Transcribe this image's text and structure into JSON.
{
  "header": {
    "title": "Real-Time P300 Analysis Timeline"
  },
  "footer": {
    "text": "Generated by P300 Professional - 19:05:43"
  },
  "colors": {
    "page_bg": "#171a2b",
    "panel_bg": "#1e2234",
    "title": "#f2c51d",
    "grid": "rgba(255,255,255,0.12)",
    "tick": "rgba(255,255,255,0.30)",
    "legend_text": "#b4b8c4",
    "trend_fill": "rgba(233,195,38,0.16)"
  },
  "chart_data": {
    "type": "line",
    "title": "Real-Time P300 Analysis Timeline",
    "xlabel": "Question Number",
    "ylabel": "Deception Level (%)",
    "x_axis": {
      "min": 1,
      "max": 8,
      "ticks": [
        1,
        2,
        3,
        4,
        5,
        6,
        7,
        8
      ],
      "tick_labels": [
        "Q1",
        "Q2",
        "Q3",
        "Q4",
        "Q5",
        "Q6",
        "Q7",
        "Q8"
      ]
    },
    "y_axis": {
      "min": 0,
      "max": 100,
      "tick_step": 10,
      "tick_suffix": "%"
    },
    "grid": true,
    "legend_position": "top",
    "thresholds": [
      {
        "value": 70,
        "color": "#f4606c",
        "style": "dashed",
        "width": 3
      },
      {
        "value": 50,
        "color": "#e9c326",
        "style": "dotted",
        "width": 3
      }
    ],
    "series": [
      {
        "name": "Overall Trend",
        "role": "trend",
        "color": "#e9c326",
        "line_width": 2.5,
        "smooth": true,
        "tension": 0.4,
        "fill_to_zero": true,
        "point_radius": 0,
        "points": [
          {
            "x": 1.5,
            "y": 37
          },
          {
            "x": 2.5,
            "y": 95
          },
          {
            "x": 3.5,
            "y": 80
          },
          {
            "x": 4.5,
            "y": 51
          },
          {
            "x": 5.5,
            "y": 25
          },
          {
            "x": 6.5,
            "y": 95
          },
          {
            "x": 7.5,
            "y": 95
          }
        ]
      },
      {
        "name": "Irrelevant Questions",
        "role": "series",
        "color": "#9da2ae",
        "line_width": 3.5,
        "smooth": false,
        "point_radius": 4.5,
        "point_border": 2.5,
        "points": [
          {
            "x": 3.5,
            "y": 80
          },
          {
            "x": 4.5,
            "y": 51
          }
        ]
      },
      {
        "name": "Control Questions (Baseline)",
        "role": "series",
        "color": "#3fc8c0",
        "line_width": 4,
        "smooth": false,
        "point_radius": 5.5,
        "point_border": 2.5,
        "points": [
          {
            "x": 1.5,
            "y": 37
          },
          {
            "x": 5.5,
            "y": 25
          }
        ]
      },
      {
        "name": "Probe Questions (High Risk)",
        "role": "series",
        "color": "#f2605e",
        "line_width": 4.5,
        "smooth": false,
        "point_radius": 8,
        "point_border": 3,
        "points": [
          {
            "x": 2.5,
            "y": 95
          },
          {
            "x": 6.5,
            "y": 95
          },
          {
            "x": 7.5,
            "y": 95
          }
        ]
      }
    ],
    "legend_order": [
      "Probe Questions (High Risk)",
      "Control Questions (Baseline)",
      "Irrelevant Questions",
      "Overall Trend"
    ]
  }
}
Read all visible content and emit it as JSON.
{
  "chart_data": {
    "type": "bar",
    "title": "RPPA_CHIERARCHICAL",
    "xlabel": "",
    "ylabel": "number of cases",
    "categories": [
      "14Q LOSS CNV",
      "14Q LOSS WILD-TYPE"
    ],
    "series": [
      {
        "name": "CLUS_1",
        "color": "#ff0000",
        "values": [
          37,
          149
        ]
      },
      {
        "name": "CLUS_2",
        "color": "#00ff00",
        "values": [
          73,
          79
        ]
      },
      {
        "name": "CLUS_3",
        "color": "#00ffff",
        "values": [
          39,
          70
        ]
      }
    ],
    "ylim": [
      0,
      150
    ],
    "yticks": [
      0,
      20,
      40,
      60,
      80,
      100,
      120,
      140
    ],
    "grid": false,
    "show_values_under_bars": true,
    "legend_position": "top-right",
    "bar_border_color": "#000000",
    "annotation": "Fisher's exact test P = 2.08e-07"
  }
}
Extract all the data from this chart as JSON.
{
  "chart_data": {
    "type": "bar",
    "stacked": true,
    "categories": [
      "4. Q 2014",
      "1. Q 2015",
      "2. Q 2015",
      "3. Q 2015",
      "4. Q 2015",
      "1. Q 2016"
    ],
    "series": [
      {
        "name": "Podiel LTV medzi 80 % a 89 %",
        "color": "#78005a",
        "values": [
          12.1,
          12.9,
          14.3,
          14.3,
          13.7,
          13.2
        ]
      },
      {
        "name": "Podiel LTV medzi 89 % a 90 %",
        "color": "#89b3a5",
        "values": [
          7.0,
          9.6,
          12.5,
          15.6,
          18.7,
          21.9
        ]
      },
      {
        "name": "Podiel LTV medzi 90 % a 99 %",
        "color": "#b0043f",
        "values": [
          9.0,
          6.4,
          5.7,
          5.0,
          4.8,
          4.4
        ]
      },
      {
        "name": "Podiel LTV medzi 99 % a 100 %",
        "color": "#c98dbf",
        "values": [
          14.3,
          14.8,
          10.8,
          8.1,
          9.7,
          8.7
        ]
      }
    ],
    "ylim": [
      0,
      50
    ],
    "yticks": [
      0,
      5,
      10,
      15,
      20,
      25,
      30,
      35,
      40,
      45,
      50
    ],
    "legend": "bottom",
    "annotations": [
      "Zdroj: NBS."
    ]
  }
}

------------------------------------------------------------------------

*What this task involves*
Repeat the material word for word, in full.

*Finished task*
Transcribe this image's text and structure into JSON.
{
  "header": {
    "title": "Real-Time P300 Analysis Timeline"
  },
  "footer": {
    "text": "Generated by P300 Professional - 19:05:43"
  },
  "colors": {
    "page_bg": "#171a2b",
    "panel_bg": "#1e2234",
    "title": "#f2c51d",
    "grid": "rgba(255,255,255,0.12)",
    "tick": "rgba(255,255,255,0.30)",
    "legend_text": "#b4b8c4",
    "trend_fill": "rgba(233,195,38,0.16)"
  },
  "chart_data": {
    "type": "line",
    "title": "Real-Time P300 Analysis Timeline",
    "xlabel": "Question Number",
    "ylabel": "Deception Level (%)",
    "x_axis": {
      "min": 1,
      "max": 8,
      "ticks": [
        1,
        2,
        3,
        4,
        5,
        6,
        7,
        8
      ],
      "tick_labels": [
        "Q1",
        "Q2",
        "Q3",
        "Q4",
        "Q5",
        "Q6",
        "Q7",
        "Q8"
      ]
    },
    "y_axis": {
      "min": 0,
      "max": 100,
      "tick_step": 10,
      "tick_suffix": "%"
    },
    "grid": true,
    "legend_position": "top",
    "thresholds": [
      {
        "value": 70,
        "color": "#f4606c",
        "style": "dashed",
        "width": 3
      },
      {
        "value": 50,
        "color": "#e9c326",
        "style": "dotted",
        "width": 3
      }
    ],
    "series": [
      {
        "name": "Overall Trend",
        "role": "trend",
        "color": "#e9c326",
        "line_width": 2.5,
        "smooth": true,
        "tension": 0.4,
        "fill_to_zero": true,
        "point_radius": 0,
        "points": [
          {
            "x": 1.5,
            "y": 37
          },
          {
            "x": 2.5,
            "y": 95
          },
          {
            "x": 3.5,
            "y": 80
          },
          {
            "x": 4.5,
            "y": 51
          },
          {
            "x": 5.5,
            "y": 25
          },
          {
            "x": 6.5,
            "y": 95
          },
          {
            "x": 7.5,
            "y": 95
          }
        ]
      },
      {
        "name": "Irrelevant Questions",
        "role": "series",
        "color": "#9da2ae",
        "line_width": 3.5,
        "smooth": false,
        "point_radius": 4.5,
        "point_border": 2.5,
        "points": [
          {
            "x": 3.5,
            "y": 80
          },
          {
            "x": 4.5,
            "y": 51
          }
        ]
      },
      {
        "name": "Control Questions (Baseline)",
        "role": "series",
        "color": "#3fc8c0",
        "line_width": 4,
        "smooth": false,
        "point_radius": 5.5,
        "point_border": 2.5,
        "points": [
          {
            "x": 1.5,
            "y": 37
          },
          {
            "x": 5.5,
            "y": 25
          }
        ]
      },
      {
        "name": "Probe Questions (High Risk)",
        "role": "series",
        "color": "#f2605e",
        "line_width": 4.5,
        "smooth": false,
        "point_radius": 8,
        "point_border": 3,
        "points": [
          {
            "x": 2.5,
            "y": 95
          },
          {
            "x": 6.5,
            "y": 95
          },
          {
            "x": 7.5,
            "y": 95
          }
        ]
      }
    ],
    "legend_order": [
      "Probe Questions (High Risk)",
      "Control Questions (Baseline)",
      "Irrelevant Questions",
      "Overall Trend"
    ]
  }
}
Read all visible content and emit it as JSON.
{
  "chart_data": {
    "type": "bar",
    "title": "RPPA_CHIERARCHICAL",
    "xlabel": "",
    "ylabel": "number of cases",
    "categories": [
      "14Q LOSS CNV",
      "14Q LOSS WILD-TYPE"
    ],
    "series": [
      {
        "name": "CLUS_1",
        "color": "#ff0000",
        "values": [
          37,
          149
        ]
      },
      {
        "name": "CLUS_2",
        "color": "#00ff00",
        "values": [
          73,
          79
        ]
      },
      {
        "name": "CLUS_3",
        "color": "#00ffff",
        "values": [
          39,
          70
        ]
      }
    ],
    "ylim": [
      0,
      150
    ],
    "yticks": [
      0,
      20,
      40,
      60,
      80,
      100,
      120,
      140
    ],
    "grid": false,
    "show_values_under_bars": true,
    "legend_position": "top-right",
    "bar_border_color": "#000000",
    "annotation": "Fisher's exact test P = 2.08e-07"
  }
}
Extract all the data from this chart as JSON.
{
  "chart_data": {
    "type": "bar",
    "stacked": true,
    "categories": [
      "4. Q 2014",
      "1. Q 2015",
      "2. Q 2015",
      "3. Q 2015",
      "4. Q 2015",
      "1. Q 2016"
    ],
    "series": [
      {
        "name": "Podiel LTV medzi 80 % a 89 %",
        "color": "#78005a",
        "values": [
          12.1,
          12.9,
          14.3,
          14.3,
          13.7,
          13.2
        ]
      },
      {
        "name": "Podiel LTV medzi 89 % a 90 %",
        "color": "#89b3a5",
        "values": [
          7.0,
          9.6,
          12.5,
          15.6,
          18.7,
          21.9
        ]
      },
      {
        "name": "Podiel LTV medzi 90 % a 99 %",
        "color": "#b0043f",
        "values": [
          9.0,
          6.4,
          5.7,
          5.0,
          4.8,
          4.4
        ]
      },
      {
        "name": "Podiel LTV medzi 99 % a 100 %",
        "color": "#c98dbf",
        "values": [
          14.3,
          14.8,
          10.8,
          8.1,
          9.7,
          8.7
        ]
      }
    ],
    "ylim": [
      0,
      50
    ],
    "yticks": [
      0,
      5,
      10,
      15,
      20,
      25,
      30,
      35,
      40,
      45,
      50
    ],
    "legend": "bottom",
    "annotations": [
      "Zdroj: NBS."
    ]
  }
}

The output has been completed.